■ **Exercise directions**
Copy nothing but the text: repeat each entry exactly and drop the images.

Data tied to figure images
## START

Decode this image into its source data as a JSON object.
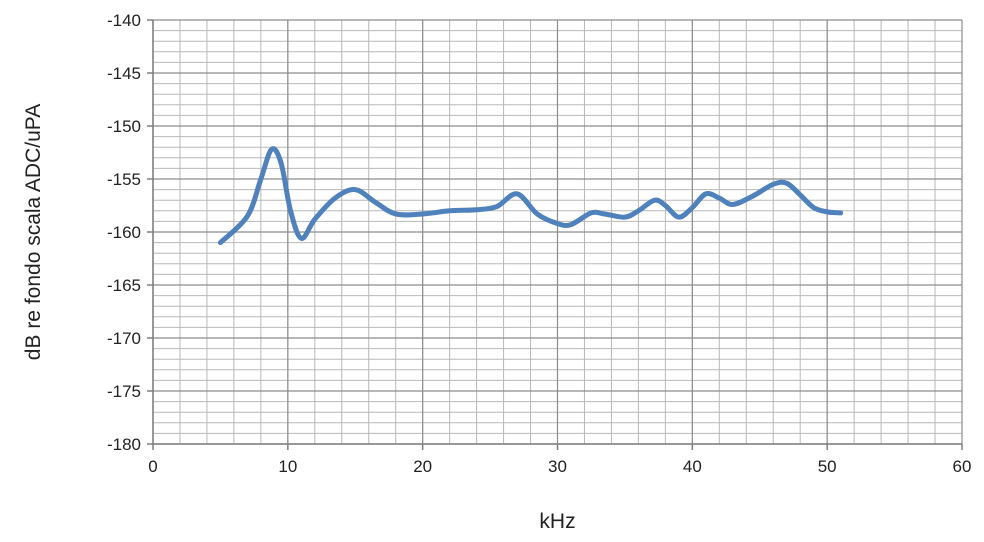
{
  "chart_data": {
    "type": "line",
    "title": "",
    "xlabel": "kHz",
    "ylabel": "dB re fondo scala ADC/uPA",
    "xlim": [
      0,
      60
    ],
    "ylim": [
      -180,
      -140
    ],
    "x_ticks": [
      0,
      10,
      20,
      30,
      40,
      50,
      60
    ],
    "y_ticks": [
      -140,
      -145,
      -150,
      -155,
      -160,
      -165,
      -170,
      -175,
      -180
    ],
    "grid": true,
    "legend": "none",
    "series": [
      {
        "color": "#4f81bd",
        "x": [
          5,
          7,
          8,
          8.8,
          9.5,
          10.2,
          11,
          12,
          13.5,
          15,
          16.5,
          18,
          20,
          22,
          24,
          25.5,
          27,
          28.5,
          30,
          31,
          32.5,
          33.5,
          35,
          36,
          37.2,
          38,
          39,
          40,
          41,
          42,
          43,
          44.5,
          46,
          47,
          48,
          49,
          50,
          51
        ],
        "y": [
          -161,
          -158.5,
          -155,
          -152.2,
          -153.5,
          -158,
          -160.6,
          -158.8,
          -156.8,
          -156,
          -157.2,
          -158.3,
          -158.3,
          -158,
          -157.9,
          -157.6,
          -156.4,
          -158.3,
          -159.2,
          -159.3,
          -158.2,
          -158.3,
          -158.6,
          -158,
          -157,
          -157.5,
          -158.6,
          -157.7,
          -156.4,
          -156.8,
          -157.4,
          -156.6,
          -155.5,
          -155.4,
          -156.5,
          -157.7,
          -158.1,
          -158.2
        ]
      }
    ]
  }
}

## END

■ **Answer for the task**
Decode this image into its source data as a JSON object.
{
  "chart_data": {
    "type": "line",
    "title": "",
    "xlabel": "kHz",
    "ylabel": "dB re fondo scala ADC/uPA",
    "xlim": [
      0,
      60
    ],
    "ylim": [
      -180,
      -140
    ],
    "x_ticks": [
      0,
      10,
      20,
      30,
      40,
      50,
      60
    ],
    "y_ticks": [
      -140,
      -145,
      -150,
      -155,
      -160,
      -165,
      -170,
      -175,
      -180
    ],
    "grid": true,
    "legend": "none",
    "series": [
      {
        "color": "#4f81bd",
        "x": [
          5,
          7,
          8,
          8.8,
          9.5,
          10.2,
          11,
          12,
          13.5,
          15,
          16.5,
          18,
          20,
          22,
          24,
          25.5,
          27,
          28.5,
          30,
          31,
          32.5,
          33.5,
          35,
          36,
          37.2,
          38,
          39,
          40,
          41,
          42,
          43,
          44.5,
          46,
          47,
          48,
          49,
          50,
          51
        ],
        "y": [
          -161,
          -158.5,
          -155,
          -152.2,
          -153.5,
          -158,
          -160.6,
          -158.8,
          -156.8,
          -156,
          -157.2,
          -158.3,
          -158.3,
          -158,
          -157.9,
          -157.6,
          -156.4,
          -158.3,
          -159.2,
          -159.3,
          -158.2,
          -158.3,
          -158.6,
          -158,
          -157,
          -157.5,
          -158.6,
          -157.7,
          -156.4,
          -156.8,
          -157.4,
          -156.6,
          -155.5,
          -155.4,
          -156.5,
          -157.7,
          -158.1,
          -158.2
        ]
      }
    ]
  }
}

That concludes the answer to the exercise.